[WRITTEN TASKS]
a - Please check each statement against the article on Tesla's stock price and answer yes or no for each, quoting the words that decide it: (i) John Murphy kept an Underperform rating on Tesla. (ii) The price target was lowered from $800 to $500. (iii) Tesla's volume makes up more than 1% of the global market.
b - Reproduce the Tesla stock article character for character, from "The Tesla Analyst: John" up to and including "the global market.".

[DOCUMENT SEGMENT]
● ● ● ● ● ● ●

Why Tesla's $1,500 Stock Price Is 'Overheated,' Not Supported By Fundamentals

The spike in Tesla Inc TSLA in recent weeks seems to have been supported by moves in newer or niche technology stocks, the market’s preference for growth stocks and investors buying shares ahead of the company’s potential addition to the S&P500, according to BofA Securities.

The Tesla Analyst: John Murphy maintained an Underperform rating for Tesla, while raising the price target from $500 to $800.

The Tesla Thesis: Although data points and news flow may support Tesla’s high share price for now, valuation “appears overheated,” Murphy said in the note. Tesla's fundamentals may have improved, but aren't stellar.

He explained the company’s volume is below 500,000 units, which is less than 1% of the global market.

Although Tesla has significant room for growth and has executed well in a tough macro environment, its sequential and year-on-year growth in recent quarters has been unimpressive and even negative in some cases, according to the analyst.

● ● ● ● ● ● ●

[MATERIAL SHOWN]
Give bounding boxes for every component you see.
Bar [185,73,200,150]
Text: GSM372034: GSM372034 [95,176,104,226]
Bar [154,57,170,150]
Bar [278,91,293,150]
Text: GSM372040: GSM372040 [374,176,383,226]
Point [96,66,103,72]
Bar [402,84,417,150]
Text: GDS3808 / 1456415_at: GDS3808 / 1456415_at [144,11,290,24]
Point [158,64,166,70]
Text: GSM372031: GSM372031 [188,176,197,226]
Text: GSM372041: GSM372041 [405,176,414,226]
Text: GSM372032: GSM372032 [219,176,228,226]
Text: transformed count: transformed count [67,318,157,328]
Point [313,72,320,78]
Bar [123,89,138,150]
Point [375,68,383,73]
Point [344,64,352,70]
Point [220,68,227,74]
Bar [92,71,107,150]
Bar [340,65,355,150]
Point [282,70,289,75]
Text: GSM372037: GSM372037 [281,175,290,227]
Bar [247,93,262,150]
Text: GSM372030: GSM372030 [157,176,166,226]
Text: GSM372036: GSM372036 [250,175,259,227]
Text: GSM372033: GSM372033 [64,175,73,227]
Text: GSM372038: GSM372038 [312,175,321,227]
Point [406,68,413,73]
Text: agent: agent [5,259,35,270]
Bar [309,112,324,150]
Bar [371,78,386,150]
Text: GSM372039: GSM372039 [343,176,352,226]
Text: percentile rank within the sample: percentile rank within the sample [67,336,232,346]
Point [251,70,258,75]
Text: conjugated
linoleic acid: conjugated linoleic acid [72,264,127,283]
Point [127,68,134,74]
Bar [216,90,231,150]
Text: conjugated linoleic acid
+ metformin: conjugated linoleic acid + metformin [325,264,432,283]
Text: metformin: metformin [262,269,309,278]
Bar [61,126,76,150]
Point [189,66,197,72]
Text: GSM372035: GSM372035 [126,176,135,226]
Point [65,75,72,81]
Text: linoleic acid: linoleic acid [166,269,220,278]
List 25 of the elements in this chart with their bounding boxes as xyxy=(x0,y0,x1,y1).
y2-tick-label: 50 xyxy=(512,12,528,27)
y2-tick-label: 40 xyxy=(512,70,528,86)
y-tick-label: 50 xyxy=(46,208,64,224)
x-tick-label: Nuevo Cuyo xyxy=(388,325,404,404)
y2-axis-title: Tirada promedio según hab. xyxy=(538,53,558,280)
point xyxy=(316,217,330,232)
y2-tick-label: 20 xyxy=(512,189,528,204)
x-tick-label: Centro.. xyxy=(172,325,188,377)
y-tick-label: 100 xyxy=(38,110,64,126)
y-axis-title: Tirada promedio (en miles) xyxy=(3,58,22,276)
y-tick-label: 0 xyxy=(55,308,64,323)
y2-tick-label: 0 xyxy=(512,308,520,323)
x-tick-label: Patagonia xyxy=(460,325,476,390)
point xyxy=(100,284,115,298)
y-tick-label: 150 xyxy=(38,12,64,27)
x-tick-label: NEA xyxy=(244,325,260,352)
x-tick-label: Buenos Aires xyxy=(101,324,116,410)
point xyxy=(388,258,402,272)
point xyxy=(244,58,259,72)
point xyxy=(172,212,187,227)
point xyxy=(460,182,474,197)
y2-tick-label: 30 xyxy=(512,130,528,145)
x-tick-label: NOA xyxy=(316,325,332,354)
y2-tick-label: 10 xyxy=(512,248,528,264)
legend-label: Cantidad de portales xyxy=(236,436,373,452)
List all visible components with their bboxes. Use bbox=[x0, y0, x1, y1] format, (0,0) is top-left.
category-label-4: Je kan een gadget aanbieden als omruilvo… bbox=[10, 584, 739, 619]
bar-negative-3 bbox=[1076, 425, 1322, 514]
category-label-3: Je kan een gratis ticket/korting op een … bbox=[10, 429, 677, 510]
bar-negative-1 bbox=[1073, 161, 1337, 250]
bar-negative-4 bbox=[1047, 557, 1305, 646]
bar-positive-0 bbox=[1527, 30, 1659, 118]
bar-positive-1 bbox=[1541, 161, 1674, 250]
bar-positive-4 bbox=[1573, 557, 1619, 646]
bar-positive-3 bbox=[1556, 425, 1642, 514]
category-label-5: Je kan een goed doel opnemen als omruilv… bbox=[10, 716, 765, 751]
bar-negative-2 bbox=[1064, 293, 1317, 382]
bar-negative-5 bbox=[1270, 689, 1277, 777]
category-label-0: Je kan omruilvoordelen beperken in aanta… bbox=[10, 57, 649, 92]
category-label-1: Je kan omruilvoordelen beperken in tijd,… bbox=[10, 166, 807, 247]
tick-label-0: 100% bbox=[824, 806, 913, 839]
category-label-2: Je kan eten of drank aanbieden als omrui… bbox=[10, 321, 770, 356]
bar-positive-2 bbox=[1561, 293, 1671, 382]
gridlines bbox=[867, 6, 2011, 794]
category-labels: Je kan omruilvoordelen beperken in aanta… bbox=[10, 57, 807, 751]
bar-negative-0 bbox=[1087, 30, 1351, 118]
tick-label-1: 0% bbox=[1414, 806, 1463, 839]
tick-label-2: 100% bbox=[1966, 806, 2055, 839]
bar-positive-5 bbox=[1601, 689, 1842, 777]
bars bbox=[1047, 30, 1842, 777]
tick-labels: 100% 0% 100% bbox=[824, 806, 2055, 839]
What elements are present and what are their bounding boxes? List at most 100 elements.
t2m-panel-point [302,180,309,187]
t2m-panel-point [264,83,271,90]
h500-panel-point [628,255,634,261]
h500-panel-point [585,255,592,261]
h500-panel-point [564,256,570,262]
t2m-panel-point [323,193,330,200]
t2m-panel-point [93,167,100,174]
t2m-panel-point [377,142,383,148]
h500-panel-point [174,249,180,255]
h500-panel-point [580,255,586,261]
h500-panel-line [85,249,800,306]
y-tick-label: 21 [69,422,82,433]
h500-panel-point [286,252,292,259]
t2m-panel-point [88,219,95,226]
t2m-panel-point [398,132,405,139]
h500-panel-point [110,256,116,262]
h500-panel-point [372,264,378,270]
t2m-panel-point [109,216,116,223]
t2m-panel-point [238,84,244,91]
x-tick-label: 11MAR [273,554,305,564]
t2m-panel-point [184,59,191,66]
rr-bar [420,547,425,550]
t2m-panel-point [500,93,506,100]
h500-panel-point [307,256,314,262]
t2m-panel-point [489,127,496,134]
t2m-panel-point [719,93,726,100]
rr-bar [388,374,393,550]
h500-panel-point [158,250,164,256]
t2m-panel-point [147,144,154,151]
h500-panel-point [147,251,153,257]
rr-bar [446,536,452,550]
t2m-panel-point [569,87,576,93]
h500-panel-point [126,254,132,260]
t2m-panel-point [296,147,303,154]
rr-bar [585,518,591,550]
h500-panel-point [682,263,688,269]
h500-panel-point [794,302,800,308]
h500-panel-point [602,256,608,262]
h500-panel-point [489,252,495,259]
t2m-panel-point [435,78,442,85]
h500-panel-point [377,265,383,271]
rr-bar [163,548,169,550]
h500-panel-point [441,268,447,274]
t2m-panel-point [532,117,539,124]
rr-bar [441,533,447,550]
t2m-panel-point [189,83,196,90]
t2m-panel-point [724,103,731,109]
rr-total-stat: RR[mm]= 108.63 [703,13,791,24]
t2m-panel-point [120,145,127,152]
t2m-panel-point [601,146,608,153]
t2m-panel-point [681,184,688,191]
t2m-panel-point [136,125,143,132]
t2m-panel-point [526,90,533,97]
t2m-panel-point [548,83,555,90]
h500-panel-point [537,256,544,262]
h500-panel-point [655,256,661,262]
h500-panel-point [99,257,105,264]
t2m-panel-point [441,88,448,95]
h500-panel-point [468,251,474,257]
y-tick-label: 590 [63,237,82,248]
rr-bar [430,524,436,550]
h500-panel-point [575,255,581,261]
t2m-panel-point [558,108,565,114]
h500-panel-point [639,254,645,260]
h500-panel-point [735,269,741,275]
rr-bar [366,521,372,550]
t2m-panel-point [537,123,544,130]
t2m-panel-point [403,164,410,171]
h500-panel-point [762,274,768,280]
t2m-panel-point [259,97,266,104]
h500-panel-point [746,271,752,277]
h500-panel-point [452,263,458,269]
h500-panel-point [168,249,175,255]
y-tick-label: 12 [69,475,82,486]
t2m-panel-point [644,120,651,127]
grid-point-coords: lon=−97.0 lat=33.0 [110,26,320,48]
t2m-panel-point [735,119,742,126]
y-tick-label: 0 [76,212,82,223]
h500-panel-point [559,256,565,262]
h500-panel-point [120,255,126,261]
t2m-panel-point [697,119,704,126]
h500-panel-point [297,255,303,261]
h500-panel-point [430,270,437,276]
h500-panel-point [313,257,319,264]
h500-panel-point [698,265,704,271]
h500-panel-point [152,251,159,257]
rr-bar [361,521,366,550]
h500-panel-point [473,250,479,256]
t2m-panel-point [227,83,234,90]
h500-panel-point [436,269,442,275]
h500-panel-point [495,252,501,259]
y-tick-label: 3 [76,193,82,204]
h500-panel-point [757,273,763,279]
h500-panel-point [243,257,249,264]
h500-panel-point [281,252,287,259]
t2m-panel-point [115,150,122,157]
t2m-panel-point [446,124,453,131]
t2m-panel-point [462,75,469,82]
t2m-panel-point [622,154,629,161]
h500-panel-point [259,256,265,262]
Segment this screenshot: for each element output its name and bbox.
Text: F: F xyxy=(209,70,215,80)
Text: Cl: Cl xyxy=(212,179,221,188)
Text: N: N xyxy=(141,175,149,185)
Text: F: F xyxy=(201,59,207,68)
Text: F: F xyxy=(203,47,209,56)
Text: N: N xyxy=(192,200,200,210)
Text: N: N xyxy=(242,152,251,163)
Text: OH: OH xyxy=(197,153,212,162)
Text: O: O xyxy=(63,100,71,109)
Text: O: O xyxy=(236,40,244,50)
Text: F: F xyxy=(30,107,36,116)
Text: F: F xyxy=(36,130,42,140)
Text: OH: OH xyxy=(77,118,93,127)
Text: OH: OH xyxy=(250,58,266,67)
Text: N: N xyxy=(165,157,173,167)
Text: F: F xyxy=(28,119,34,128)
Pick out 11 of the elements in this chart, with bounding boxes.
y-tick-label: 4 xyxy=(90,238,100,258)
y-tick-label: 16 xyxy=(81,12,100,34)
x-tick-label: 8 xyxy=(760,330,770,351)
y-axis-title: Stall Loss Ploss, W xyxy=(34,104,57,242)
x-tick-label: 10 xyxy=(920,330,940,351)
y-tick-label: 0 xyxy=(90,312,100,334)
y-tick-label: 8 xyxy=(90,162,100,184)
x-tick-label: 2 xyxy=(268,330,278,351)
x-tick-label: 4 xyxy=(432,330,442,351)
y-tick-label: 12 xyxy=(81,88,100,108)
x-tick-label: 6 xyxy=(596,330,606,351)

● ● ● ● ● ● ●

[PER-TASK OUTPUTS]
a -
(i) Yes: "John Murphy maintained an Underperform rating for Tesla"
(ii) No: "raising the price target from $500 to $800"
(iii) No: "which is less than 1% of the global market"

b -
The Tesla Analyst: John Murphy maintained an Underperform rating for Tesla, while raising the price target from $500 to $800.

The Tesla Thesis: Although data points and news flow may support Tesla’s high share price for now, valuation “appears overheated,” Murphy said in the note. Tesla's fundamentals may have improved, but aren't stellar.

He explained the company’s volume is below 500,000 units, which is less than 1% of the global market.